# START OF STORED DATA

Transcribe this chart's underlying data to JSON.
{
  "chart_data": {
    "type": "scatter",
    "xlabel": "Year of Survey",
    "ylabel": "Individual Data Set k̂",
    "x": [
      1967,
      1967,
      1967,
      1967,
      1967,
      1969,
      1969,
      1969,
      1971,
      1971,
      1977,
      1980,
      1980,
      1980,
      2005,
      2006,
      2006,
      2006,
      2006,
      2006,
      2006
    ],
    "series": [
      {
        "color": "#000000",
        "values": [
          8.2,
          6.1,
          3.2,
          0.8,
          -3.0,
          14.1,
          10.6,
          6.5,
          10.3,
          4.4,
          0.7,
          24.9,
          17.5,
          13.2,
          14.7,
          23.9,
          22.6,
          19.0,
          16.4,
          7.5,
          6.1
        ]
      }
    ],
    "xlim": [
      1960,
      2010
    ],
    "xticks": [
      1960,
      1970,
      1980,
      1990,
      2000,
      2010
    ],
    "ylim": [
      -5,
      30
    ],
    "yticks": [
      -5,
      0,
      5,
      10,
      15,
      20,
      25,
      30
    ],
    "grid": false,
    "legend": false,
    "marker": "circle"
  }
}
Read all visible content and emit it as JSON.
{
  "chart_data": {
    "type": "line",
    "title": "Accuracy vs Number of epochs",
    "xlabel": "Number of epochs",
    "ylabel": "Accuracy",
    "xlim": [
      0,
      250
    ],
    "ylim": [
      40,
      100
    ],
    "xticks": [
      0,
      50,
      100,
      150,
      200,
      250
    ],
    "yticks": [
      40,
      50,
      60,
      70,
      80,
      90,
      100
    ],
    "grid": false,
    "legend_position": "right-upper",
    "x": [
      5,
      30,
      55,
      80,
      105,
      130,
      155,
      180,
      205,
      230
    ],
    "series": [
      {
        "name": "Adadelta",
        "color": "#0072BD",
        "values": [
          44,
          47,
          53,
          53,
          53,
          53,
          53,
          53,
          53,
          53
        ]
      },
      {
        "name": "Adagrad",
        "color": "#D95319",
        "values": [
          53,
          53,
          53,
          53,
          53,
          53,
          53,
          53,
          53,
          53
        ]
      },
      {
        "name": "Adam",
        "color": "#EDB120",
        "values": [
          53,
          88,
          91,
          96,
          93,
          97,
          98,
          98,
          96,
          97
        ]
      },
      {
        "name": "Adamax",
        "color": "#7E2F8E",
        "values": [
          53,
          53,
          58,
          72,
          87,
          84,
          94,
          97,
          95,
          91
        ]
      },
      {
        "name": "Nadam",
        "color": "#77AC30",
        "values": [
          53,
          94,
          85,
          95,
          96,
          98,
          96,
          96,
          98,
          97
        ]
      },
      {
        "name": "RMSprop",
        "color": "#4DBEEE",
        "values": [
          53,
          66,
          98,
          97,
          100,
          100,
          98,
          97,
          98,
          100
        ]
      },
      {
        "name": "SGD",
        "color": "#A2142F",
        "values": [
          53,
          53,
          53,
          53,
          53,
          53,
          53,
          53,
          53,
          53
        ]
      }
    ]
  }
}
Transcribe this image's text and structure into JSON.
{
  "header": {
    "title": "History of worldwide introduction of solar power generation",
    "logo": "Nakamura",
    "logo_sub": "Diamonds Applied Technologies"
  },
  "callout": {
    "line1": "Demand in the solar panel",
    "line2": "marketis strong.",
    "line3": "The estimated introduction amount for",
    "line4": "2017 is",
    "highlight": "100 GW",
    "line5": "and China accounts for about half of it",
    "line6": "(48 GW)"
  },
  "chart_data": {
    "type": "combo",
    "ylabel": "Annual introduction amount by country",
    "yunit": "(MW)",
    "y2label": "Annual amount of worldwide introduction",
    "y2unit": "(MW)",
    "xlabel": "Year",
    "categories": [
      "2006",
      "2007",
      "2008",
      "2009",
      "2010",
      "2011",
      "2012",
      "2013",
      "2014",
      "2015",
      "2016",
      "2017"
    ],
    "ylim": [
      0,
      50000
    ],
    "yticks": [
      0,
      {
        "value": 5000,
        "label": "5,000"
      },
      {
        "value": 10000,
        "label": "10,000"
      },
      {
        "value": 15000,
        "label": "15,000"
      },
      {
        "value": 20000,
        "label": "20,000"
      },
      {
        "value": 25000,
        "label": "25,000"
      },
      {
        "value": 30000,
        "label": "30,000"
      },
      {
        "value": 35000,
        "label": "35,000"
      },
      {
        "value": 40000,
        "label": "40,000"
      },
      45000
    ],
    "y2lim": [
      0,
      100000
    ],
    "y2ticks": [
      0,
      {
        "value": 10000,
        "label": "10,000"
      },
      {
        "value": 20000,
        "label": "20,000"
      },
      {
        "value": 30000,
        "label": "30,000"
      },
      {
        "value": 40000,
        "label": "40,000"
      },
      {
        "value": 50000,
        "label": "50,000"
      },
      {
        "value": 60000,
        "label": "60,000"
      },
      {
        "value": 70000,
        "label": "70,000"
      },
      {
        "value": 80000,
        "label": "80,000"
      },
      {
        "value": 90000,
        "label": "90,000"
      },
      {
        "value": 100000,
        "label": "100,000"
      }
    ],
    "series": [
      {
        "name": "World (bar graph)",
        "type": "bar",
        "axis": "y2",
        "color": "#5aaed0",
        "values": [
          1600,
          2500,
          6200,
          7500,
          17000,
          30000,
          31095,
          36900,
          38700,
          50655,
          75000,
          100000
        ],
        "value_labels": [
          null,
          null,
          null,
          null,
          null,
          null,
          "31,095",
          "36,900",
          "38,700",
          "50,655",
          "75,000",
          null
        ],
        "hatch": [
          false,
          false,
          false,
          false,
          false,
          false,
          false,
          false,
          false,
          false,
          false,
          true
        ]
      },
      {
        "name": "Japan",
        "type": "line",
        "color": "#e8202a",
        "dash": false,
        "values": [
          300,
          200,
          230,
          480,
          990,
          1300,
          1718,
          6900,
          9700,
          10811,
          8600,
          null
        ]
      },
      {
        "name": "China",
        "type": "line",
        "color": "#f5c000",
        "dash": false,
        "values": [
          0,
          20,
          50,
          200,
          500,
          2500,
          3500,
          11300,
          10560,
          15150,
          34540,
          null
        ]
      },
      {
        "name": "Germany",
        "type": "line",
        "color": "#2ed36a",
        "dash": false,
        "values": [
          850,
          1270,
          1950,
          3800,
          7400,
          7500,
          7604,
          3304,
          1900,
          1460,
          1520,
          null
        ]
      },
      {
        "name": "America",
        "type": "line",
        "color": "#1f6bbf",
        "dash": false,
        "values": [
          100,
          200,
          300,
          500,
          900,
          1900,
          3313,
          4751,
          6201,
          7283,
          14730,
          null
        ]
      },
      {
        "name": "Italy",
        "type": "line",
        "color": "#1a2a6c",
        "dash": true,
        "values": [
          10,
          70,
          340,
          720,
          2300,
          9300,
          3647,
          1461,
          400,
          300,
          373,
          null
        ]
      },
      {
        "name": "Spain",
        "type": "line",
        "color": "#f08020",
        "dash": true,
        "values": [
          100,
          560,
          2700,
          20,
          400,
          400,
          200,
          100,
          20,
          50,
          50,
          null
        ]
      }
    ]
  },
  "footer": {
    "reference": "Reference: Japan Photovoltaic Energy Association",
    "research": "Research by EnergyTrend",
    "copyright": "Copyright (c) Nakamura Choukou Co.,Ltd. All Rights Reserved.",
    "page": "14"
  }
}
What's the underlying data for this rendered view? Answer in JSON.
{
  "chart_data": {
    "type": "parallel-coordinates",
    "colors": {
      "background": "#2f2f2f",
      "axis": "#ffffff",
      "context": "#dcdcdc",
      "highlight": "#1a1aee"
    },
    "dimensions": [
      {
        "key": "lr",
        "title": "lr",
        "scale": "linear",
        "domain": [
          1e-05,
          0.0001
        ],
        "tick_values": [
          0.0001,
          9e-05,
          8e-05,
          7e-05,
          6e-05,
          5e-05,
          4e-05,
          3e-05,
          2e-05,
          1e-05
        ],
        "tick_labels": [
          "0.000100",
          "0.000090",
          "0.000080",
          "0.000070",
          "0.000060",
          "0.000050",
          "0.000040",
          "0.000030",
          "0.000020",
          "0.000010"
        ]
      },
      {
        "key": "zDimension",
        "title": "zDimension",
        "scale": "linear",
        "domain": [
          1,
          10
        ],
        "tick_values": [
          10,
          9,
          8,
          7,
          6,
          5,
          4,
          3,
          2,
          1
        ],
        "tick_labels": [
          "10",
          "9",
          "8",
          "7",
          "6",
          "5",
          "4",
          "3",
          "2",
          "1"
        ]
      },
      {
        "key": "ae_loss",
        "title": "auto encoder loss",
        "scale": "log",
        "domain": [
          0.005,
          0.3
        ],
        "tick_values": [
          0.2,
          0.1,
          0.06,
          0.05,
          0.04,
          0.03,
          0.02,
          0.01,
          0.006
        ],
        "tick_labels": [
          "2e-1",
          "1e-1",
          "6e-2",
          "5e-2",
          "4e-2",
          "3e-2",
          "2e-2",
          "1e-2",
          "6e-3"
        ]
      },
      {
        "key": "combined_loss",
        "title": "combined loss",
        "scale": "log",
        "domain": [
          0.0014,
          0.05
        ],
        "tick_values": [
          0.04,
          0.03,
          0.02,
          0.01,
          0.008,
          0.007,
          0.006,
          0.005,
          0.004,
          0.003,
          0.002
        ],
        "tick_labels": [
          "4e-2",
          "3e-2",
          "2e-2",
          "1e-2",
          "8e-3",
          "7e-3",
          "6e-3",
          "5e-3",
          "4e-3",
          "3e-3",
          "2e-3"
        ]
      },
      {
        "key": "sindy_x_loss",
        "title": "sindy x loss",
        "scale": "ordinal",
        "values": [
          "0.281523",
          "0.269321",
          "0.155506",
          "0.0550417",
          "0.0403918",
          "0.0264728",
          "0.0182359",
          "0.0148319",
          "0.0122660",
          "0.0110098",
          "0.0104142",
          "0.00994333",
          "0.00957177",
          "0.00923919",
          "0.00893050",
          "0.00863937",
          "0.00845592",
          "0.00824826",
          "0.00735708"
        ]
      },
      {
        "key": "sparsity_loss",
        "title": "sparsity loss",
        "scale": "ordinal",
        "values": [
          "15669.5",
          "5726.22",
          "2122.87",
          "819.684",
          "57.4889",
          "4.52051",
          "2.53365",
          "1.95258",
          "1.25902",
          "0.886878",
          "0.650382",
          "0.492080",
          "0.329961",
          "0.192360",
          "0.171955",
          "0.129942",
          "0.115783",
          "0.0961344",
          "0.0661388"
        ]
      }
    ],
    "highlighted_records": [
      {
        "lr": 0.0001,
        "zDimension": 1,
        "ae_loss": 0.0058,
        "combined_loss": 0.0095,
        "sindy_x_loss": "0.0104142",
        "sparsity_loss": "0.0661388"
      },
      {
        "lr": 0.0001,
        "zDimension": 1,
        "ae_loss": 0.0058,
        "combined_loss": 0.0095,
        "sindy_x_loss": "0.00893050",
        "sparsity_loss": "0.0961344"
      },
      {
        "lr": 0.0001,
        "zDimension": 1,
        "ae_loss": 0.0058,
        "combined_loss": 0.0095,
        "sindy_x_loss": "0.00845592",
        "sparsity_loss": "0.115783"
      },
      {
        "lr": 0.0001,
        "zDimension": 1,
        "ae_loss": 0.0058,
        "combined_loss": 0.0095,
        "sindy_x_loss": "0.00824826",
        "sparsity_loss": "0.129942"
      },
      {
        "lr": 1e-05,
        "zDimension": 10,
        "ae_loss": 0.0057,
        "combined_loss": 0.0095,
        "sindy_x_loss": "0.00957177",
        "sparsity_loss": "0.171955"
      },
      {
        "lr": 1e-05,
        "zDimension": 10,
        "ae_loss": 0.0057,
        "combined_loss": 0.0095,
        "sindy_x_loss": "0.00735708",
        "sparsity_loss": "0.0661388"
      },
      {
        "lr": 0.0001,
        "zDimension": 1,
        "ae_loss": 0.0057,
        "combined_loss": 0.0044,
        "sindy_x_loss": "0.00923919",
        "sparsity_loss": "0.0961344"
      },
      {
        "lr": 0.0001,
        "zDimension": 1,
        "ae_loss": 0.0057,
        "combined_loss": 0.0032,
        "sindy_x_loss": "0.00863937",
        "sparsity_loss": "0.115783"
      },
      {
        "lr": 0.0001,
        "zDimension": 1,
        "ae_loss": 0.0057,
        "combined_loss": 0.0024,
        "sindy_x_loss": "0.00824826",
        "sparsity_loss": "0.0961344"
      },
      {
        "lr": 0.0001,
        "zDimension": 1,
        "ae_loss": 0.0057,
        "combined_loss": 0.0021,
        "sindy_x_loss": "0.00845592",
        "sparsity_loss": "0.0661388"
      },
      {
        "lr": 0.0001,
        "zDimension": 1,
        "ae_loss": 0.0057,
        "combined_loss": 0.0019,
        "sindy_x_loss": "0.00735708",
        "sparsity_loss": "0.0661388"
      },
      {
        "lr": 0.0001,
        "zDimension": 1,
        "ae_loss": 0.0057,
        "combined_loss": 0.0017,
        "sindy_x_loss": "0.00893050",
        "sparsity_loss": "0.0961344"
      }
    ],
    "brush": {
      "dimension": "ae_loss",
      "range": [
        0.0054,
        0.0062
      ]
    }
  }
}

# END OF STORED DATA

OBJECTIVE
List all lines holding the string "underlying".

TASK ANSWER
Transcribe this chart's underlying data to JSON.
What's the underlying data for this rendered view? Answer in JSON.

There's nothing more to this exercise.